◆ Task directions ◆
Each entry below should be written out exactly as it is, with no pictures.

···

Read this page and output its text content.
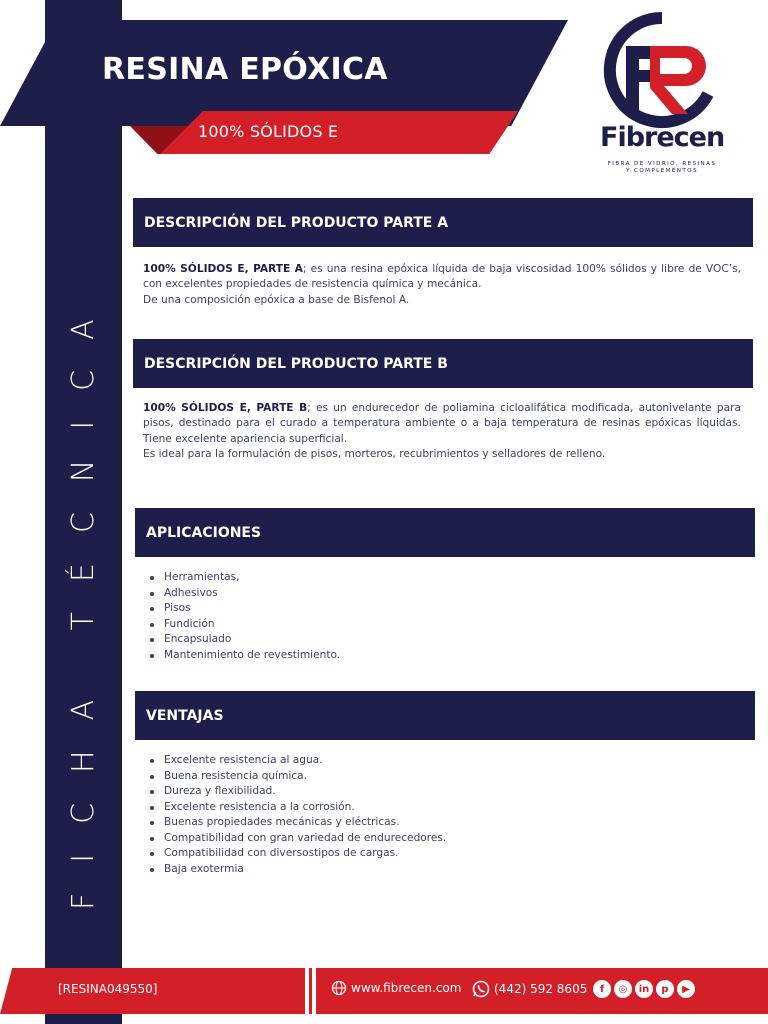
FICHA TÉCNICA
RESINA EPÓXICA
100% SÓLIDOS E	Fibrecen
FIBRA DE VIDRIO, RESINAS
Y COMPLEMENTOS
DESCRIPCIÓN DEL PRODUCTO PARTE A
100% SÓLIDOS E, PARTE A; es una resina epóxica líquida de baja viscosidad 100% sólidos y libre de VOC’s, con excelentes propiedades de resistencia química y mecánica.
De una composición epóxica a base de Bisfenol A.
DESCRIPCIÓN DEL PRODUCTO PARTE B
100% SÓLIDOS E, PARTE B; es un endurecedor de poliamina cicloalifática modificada, autonivelante para pisos, destinado para el curado a temperatura ambiente o a baja temperatura de resinas epóxicas líquidas. Tiene excelente apariencia superficial.
Es ideal para la formulación de pisos, morteros, recubrimientos y selladores de relleno.
APLICACIONES
Herramientas,
Adhesivos
Pisos
Fundición
Encapsulado
Mantenimiento de revestimiento.
VENTAJAS
Excelente resistencia al agua.
Buena resistencia química.
Dureza y flexibilidad.
Excelente resistencia a la corrosión.
Buenas propiedades mecánicas y eléctricas.
Compatibilidad con gran variedad de endurecedores.
Compatibilidad con diversostipos de cargas.
Baja exotermia
[RESINA049550]	www.fibrecen.com	(442) 592 8605	f	◎	in	p	▶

···

◆ Exercise solution ◆
Read this page and output its text content.
FICHA TÉCNICA
RESINA EPÓXICA
100% SÓLIDOS E	Fibrecen
FIBRA DE VIDRIO, RESINAS
Y COMPLEMENTOS
DESCRIPCIÓN DEL PRODUCTO PARTE A
100% SÓLIDOS E, PARTE A; es una resina epóxica líquida de baja viscosidad 100% sólidos y libre de VOC’s, con excelentes propiedades de resistencia química y mecánica.
De una composición epóxica a base de Bisfenol A.
DESCRIPCIÓN DEL PRODUCTO PARTE B
100% SÓLIDOS E, PARTE B; es un endurecedor de poliamina cicloalifática modificada, autonivelante para pisos, destinado para el curado a temperatura ambiente o a baja temperatura de resinas epóxicas líquidas. Tiene excelente apariencia superficial.
Es ideal para la formulación de pisos, morteros, recubrimientos y selladores de relleno.
APLICACIONES
Herramientas,
Adhesivos
Pisos
Fundición
Encapsulado
Mantenimiento de revestimiento.
VENTAJAS
Excelente resistencia al agua.
Buena resistencia química.
Dureza y flexibilidad.
Excelente resistencia a la corrosión.
Buenas propiedades mecánicas y eléctricas.
Compatibilidad con gran variedad de endurecedores.
Compatibilidad con diversostipos de cargas.
Baja exotermia
[RESINA049550]	www.fibrecen.com	(442) 592 8605	f	◎	in	p	▶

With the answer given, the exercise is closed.